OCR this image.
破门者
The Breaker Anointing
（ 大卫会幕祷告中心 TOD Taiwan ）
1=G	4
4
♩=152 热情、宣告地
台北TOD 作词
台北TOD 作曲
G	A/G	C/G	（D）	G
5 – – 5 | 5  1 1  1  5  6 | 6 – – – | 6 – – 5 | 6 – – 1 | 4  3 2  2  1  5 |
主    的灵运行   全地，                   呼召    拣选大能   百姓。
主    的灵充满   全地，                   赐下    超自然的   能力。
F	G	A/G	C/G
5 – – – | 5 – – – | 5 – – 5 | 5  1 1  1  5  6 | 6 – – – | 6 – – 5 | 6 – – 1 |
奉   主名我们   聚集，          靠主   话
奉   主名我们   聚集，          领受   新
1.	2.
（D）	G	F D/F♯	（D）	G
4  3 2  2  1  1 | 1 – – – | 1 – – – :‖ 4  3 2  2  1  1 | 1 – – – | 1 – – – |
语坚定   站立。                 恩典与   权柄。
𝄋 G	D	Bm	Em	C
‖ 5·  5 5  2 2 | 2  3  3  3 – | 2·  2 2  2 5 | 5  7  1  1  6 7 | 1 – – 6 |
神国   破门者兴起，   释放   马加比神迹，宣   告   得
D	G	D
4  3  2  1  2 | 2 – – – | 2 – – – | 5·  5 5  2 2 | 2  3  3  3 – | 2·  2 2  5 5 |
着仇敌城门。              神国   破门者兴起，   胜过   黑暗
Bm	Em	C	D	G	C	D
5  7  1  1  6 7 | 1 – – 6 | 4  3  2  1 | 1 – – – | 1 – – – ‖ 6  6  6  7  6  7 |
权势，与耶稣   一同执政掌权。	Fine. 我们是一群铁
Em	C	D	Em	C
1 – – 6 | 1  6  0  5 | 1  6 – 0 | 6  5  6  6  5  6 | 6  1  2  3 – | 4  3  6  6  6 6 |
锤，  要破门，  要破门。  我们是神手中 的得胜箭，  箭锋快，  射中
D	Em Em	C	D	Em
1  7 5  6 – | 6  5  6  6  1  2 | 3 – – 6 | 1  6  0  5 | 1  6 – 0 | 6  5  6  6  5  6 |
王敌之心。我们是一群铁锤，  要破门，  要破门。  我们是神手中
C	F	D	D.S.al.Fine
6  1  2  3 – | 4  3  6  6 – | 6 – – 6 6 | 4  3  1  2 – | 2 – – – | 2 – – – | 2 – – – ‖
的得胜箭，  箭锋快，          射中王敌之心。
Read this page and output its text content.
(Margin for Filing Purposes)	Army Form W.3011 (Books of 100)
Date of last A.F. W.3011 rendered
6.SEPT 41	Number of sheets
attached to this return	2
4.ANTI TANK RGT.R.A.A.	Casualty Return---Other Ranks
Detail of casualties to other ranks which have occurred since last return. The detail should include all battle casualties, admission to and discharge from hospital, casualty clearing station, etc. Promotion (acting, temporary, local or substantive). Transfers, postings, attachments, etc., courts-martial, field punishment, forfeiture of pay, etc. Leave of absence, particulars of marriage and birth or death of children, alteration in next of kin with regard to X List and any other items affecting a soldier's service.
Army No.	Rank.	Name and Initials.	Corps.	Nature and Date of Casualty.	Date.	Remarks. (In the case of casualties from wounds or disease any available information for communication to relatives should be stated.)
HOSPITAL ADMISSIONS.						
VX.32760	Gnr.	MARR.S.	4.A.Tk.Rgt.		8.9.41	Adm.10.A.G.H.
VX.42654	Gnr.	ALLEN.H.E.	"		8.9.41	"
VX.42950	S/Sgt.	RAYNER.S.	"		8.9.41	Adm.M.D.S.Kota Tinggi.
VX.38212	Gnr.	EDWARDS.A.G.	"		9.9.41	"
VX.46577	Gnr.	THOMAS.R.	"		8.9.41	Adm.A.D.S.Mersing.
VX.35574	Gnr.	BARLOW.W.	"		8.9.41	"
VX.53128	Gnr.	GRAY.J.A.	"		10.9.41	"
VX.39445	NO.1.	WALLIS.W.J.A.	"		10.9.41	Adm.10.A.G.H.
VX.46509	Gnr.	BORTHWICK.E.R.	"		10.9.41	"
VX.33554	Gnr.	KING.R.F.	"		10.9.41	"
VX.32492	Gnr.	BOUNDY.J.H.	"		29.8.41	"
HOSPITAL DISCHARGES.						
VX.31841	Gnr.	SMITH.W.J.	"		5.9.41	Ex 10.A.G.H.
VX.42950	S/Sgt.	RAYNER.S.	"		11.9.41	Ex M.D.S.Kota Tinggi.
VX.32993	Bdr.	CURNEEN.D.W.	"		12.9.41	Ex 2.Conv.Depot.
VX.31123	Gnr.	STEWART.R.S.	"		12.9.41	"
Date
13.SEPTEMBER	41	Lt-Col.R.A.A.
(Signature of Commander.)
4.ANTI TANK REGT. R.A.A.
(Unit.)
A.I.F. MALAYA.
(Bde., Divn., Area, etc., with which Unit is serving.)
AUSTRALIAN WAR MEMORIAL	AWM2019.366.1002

━━━━━━━━━━

**Task brief**
Search the preceding listing for the word "Tinggi" and pull out every line that holds it.

**Completed exercise**
VX.42950	S/Sgt.	RAYNER.S.	"		8.9.41	Adm.M.D.S.Kota Tinggi.
VX.42950	S/Sgt.	RAYNER.S.	"		11.9.41	Ex M.D.S.Kota Tinggi.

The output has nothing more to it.